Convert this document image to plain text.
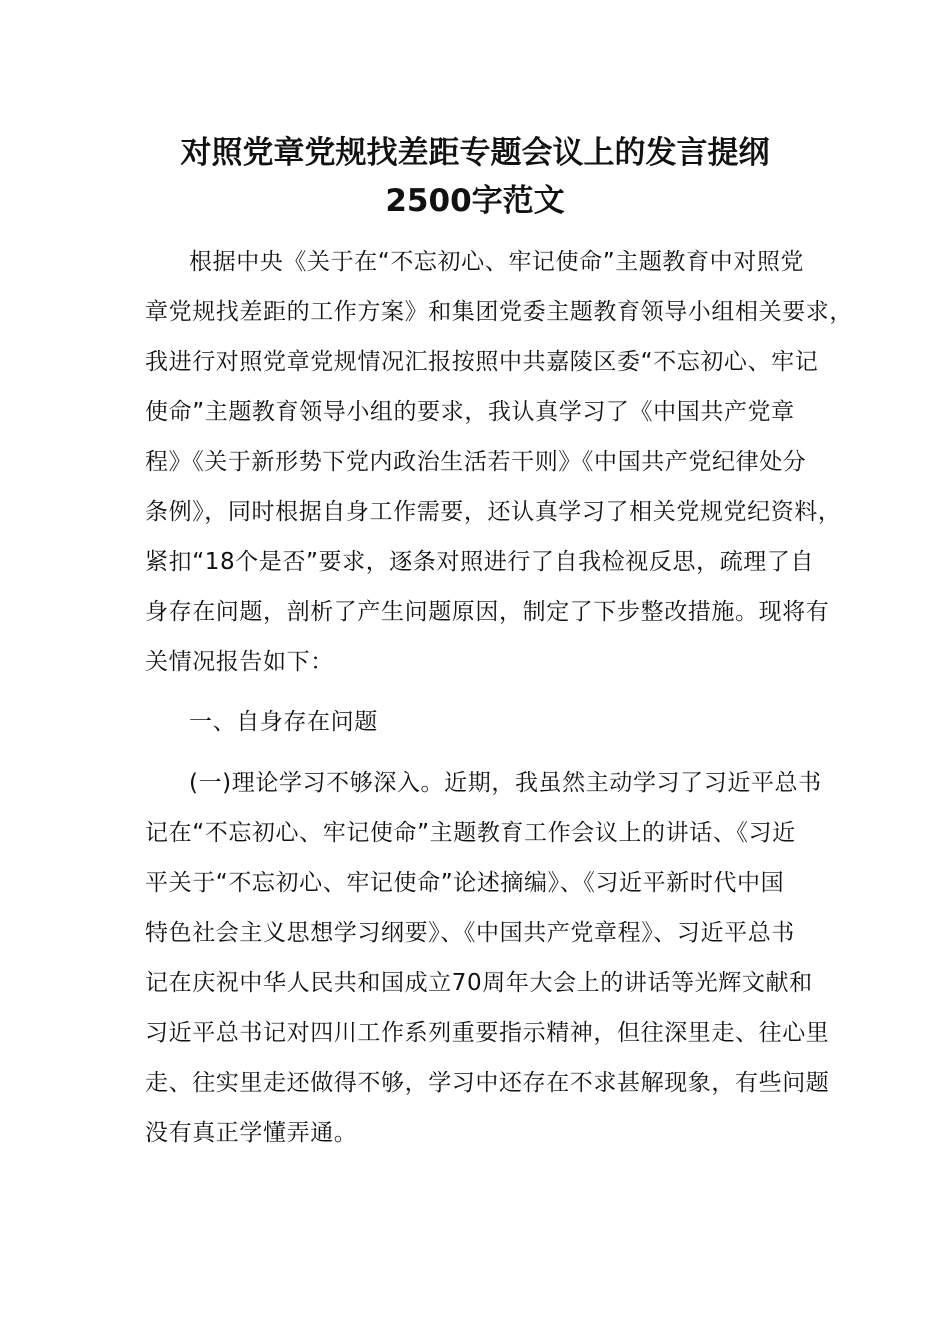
对照党章党规找差距专题会议上的发言提纲
2500字范文
根据中央《关于在“不忘初心、牢记使命”主题教育中对照党
章党规找差距的工作方案》和集团党委主题教育领导小组相关要求，
我进行对照党章党规情况汇报按照中共嘉陵区委“不忘初心、牢记
使命”主题教育领导小组的要求，我认真学习了《中国共产党章
程》《关于新形势下党内政治生活若干则》《中国共产党纪律处分
条例》，同时根据自身工作需要，还认真学习了相关党规党纪资料，
紧扣“18个是否”要求，逐条对照进行了自我检视反思，疏理了自
身存在问题，剖析了产生问题原因，制定了下步整改措施。现将有
关情况报告如下：
一、自身存在问题
(一)理论学习不够深入。近期，我虽然主动学习了习近平总书
记在“不忘初心、牢记使命”主题教育工作会议上的讲话、《习近
平关于“不忘初心、牢记使命”论述摘编》、《习近平新时代中国
特色社会主义思想学习纲要》、《中国共产党章程》、习近平总书
记在庆祝中华人民共和国成立70周年大会上的讲话等光辉文献和
习近平总书记对四川工作系列重要指示精神，但往深里走、往心里
走、往实里走还做得不够，学习中还存在不求甚解现象，有些问题
没有真正学懂弄通。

+ + + + + + +

* **Exercise prompt**:
Every line above should be returned exactly; the pictures stay out.

* **Worked answer**:
Convert this document image to plain text.
对照党章党规找差距专题会议上的发言提纲
2500字范文
根据中央《关于在“不忘初心、牢记使命”主题教育中对照党
章党规找差距的工作方案》和集团党委主题教育领导小组相关要求，
我进行对照党章党规情况汇报按照中共嘉陵区委“不忘初心、牢记
使命”主题教育领导小组的要求，我认真学习了《中国共产党章
程》《关于新形势下党内政治生活若干则》《中国共产党纪律处分
条例》，同时根据自身工作需要，还认真学习了相关党规党纪资料，
紧扣“18个是否”要求，逐条对照进行了自我检视反思，疏理了自
身存在问题，剖析了产生问题原因，制定了下步整改措施。现将有
关情况报告如下：
一、自身存在问题
(一)理论学习不够深入。近期，我虽然主动学习了习近平总书
记在“不忘初心、牢记使命”主题教育工作会议上的讲话、《习近
平关于“不忘初心、牢记使命”论述摘编》、《习近平新时代中国
特色社会主义思想学习纲要》、《中国共产党章程》、习近平总书
记在庆祝中华人民共和国成立70周年大会上的讲话等光辉文献和
习近平总书记对四川工作系列重要指示精神，但往深里走、往心里
走、往实里走还做得不够，学习中还存在不求甚解现象，有些问题
没有真正学懂弄通。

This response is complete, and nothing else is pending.